### What you are asked to do
Copy every line of the records below where the word "left" occurs.

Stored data

:::

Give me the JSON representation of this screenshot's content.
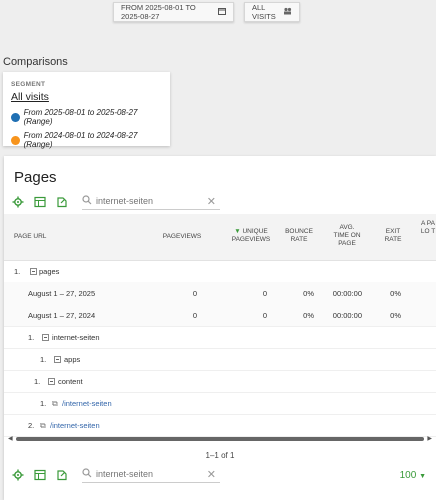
{
  "top": {
    "date_label": "FROM 2025-08-01 TO 2025-08-27",
    "segment_label": "ALL VISITS"
  },
  "comparisons": {
    "title": "Comparisons",
    "segment_heading": "SEGMENT",
    "segment_value": "All visits",
    "ranges": [
      {
        "label": "From 2025-08-01 to 2025-08-27 (Range)",
        "color": "#1f6fb3"
      },
      {
        "label": "From 2024-08-01 to 2024-08-27 (Range)",
        "color": "#f7941d"
      }
    ]
  },
  "panel": {
    "title": "Pages",
    "search_placeholder": "internet-seiten",
    "columns": {
      "url": "PAGE URL",
      "pageviews": "PAGEVIEWS",
      "unique": "UNIQUE PAGEVIEWS",
      "bounce": "BOUNCE RATE",
      "avg": "AVG. TIME ON PAGE",
      "exit": "EXIT RATE",
      "extra": "A PA LO T"
    },
    "rows": [
      {
        "idx": "1.",
        "label": "pages"
      },
      {
        "label": "August 1 – 27, 2025",
        "pageviews": "0",
        "unique": "0",
        "bounce": "0%",
        "avg": "00:00:00",
        "exit": "0%"
      },
      {
        "label": "August 1 – 27, 2024",
        "pageviews": "0",
        "unique": "0",
        "bounce": "0%",
        "avg": "00:00:00",
        "exit": "0%"
      },
      {
        "idx": "1.",
        "label": "internet-seiten"
      },
      {
        "idx": "1.",
        "label": "apps"
      },
      {
        "idx": "1.",
        "label": "content"
      },
      {
        "idx": "1.",
        "label": "/internet-seiten"
      },
      {
        "idx": "2.",
        "label": "/internet-seiten"
      }
    ],
    "pagination": "1–1 of 1",
    "limit": "100"
  },
  "colors": {
    "accent_green": "#3a9a3a",
    "link_blue": "#3366aa"
  }
}
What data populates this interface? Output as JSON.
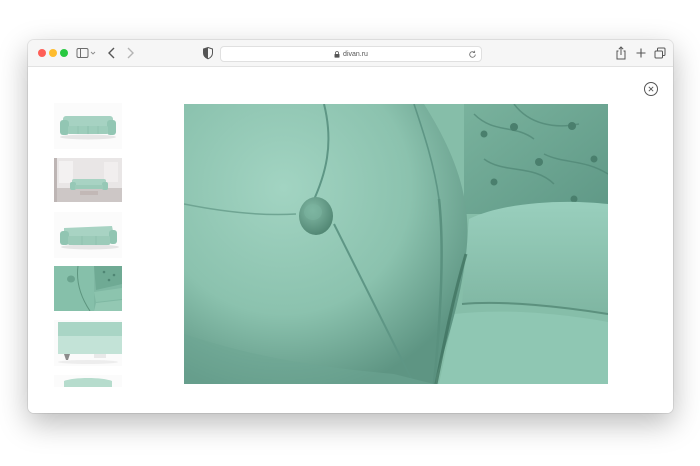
{
  "browser": {
    "url": "divan.ru",
    "buttons": {
      "sidebar": "sidebar-icon",
      "back": "chevron-left-icon",
      "forward": "chevron-right-icon",
      "privacy": "shield-icon",
      "reload": "reload-icon",
      "share": "share-icon",
      "new_tab": "plus-icon",
      "tab_overview": "tabs-icon"
    }
  },
  "gallery": {
    "close_icon": "close-icon",
    "thumbnail_count": 6,
    "active_thumbnail": 4,
    "image_description_colors": {
      "velvet": "#8ec7b3",
      "velvet_shadow": "#5f9583",
      "background": "#ffffff"
    }
  }
}
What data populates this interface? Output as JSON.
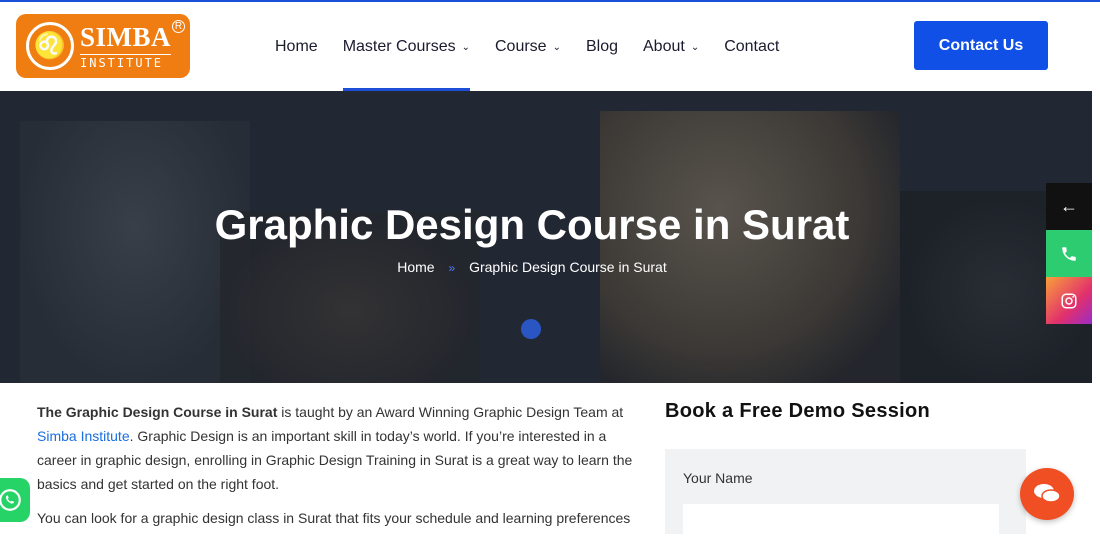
{
  "brand": {
    "name": "SIMBA",
    "sub": "INSTITUTE",
    "reg": "R",
    "accent": "#ef7d12"
  },
  "nav": {
    "items": [
      {
        "label": "Home",
        "has_menu": false
      },
      {
        "label": "Master Courses",
        "has_menu": true,
        "active": true
      },
      {
        "label": "Course",
        "has_menu": true
      },
      {
        "label": "Blog",
        "has_menu": false
      },
      {
        "label": "About",
        "has_menu": true
      },
      {
        "label": "Contact",
        "has_menu": false
      }
    ],
    "cta": "Contact Us",
    "chevron": "chevron-down-icon"
  },
  "hero": {
    "title": "Graphic Design Course in Surat",
    "breadcrumb": {
      "home": "Home",
      "separator": "»",
      "current": "Graphic Design Course in Surat"
    }
  },
  "side_bar": {
    "back": "←",
    "icons": [
      "arrow-left-icon",
      "phone-icon",
      "instagram-icon"
    ]
  },
  "content": {
    "p1_bold": "The Graphic Design Course in Surat",
    "p1_a": " is taught by an Award Winning Graphic Design Team at ",
    "p1_link": "Simba Institute",
    "p1_b": ". Graphic Design is an important skill in today’s world. If you’re interested in a career in graphic design, enrolling in Graphic Design Training in Surat is a great way to learn the basics and get started on the right foot.",
    "p2": "You can look for a graphic design class in Surat that fits your schedule and learning preferences"
  },
  "form": {
    "title": "Book a Free Demo Session",
    "name_label": "Your Name",
    "name_value": ""
  },
  "colors": {
    "primary": "#1050e6",
    "whatsapp": "#25d366",
    "chat": "#f04e23",
    "phone": "#2ecc71"
  }
}
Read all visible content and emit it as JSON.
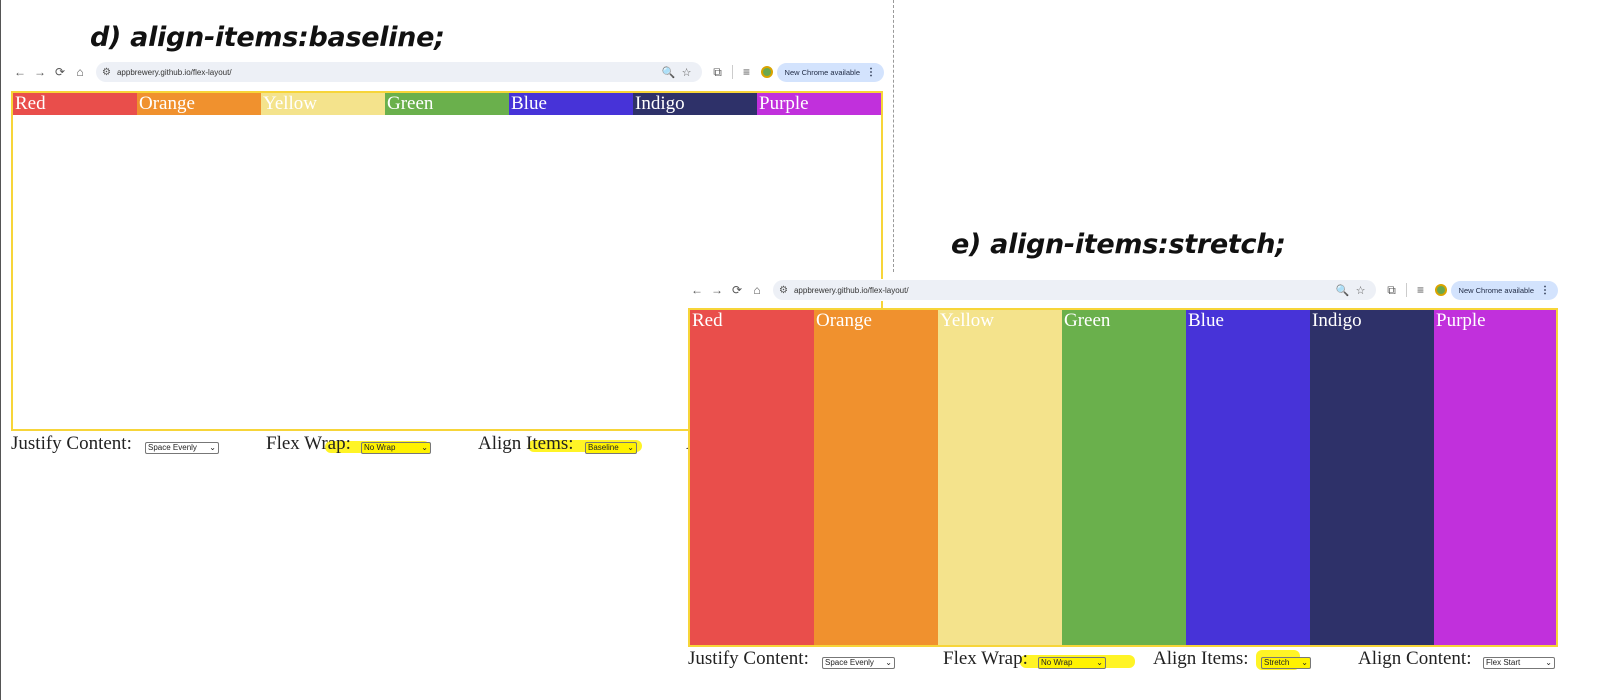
{
  "panel_d": {
    "heading": "d) align-items:baseline;",
    "browser": {
      "url": "appbrewery.github.io/flex-layout/",
      "update_pill": "New Chrome available",
      "menu_glyph": "⋮"
    },
    "boxes": [
      {
        "label": "Red",
        "color": "#e94e4b"
      },
      {
        "label": "Orange",
        "color": "#f0912e"
      },
      {
        "label": "Yellow",
        "color": "#f4e38c"
      },
      {
        "label": "Green",
        "color": "#6ab04c"
      },
      {
        "label": "Blue",
        "color": "#4733d8"
      },
      {
        "label": "Indigo",
        "color": "#2e3169"
      },
      {
        "label": "Purple",
        "color": "#c130dc"
      }
    ],
    "controls": {
      "justify_label": "Justify Content:",
      "justify_value": "Space Evenly",
      "wrap_label": "Flex Wrap:",
      "wrap_value": "No Wrap",
      "align_items_label": "Align Items:",
      "align_items_value": "Baseline",
      "partial_glyph": "A"
    }
  },
  "panel_e": {
    "heading": "e) align-items:stretch;",
    "browser": {
      "url": "appbrewery.github.io/flex-layout/",
      "update_pill": "New Chrome available",
      "menu_glyph": "⋮"
    },
    "boxes": [
      {
        "label": "Red",
        "color": "#e94e4b"
      },
      {
        "label": "Orange",
        "color": "#f0912e"
      },
      {
        "label": "Yellow",
        "color": "#f4e38c"
      },
      {
        "label": "Green",
        "color": "#6ab04c"
      },
      {
        "label": "Blue",
        "color": "#4733d8"
      },
      {
        "label": "Indigo",
        "color": "#2e3169"
      },
      {
        "label": "Purple",
        "color": "#c130dc"
      }
    ],
    "controls": {
      "justify_label": "Justify Content:",
      "justify_value": "Space Evenly",
      "wrap_label": "Flex Wrap:",
      "wrap_value": "No Wrap",
      "align_items_label": "Align Items:",
      "align_items_value": "Stretch",
      "align_content_label": "Align Content:",
      "align_content_value": "Flex Start"
    }
  },
  "icons": {
    "back": "←",
    "forward": "→",
    "reload": "⟳",
    "home": "⌂",
    "tune": "⚙",
    "zoom": "🔍",
    "star": "☆",
    "extensions": "⧉",
    "media": "≡",
    "chevron": "⌄"
  },
  "colors": {
    "frame": "#f7d539",
    "highlight": "#fff200"
  }
}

:::

### Written response
      "back": "chevron-left-icon",
      "arrow-left-icon",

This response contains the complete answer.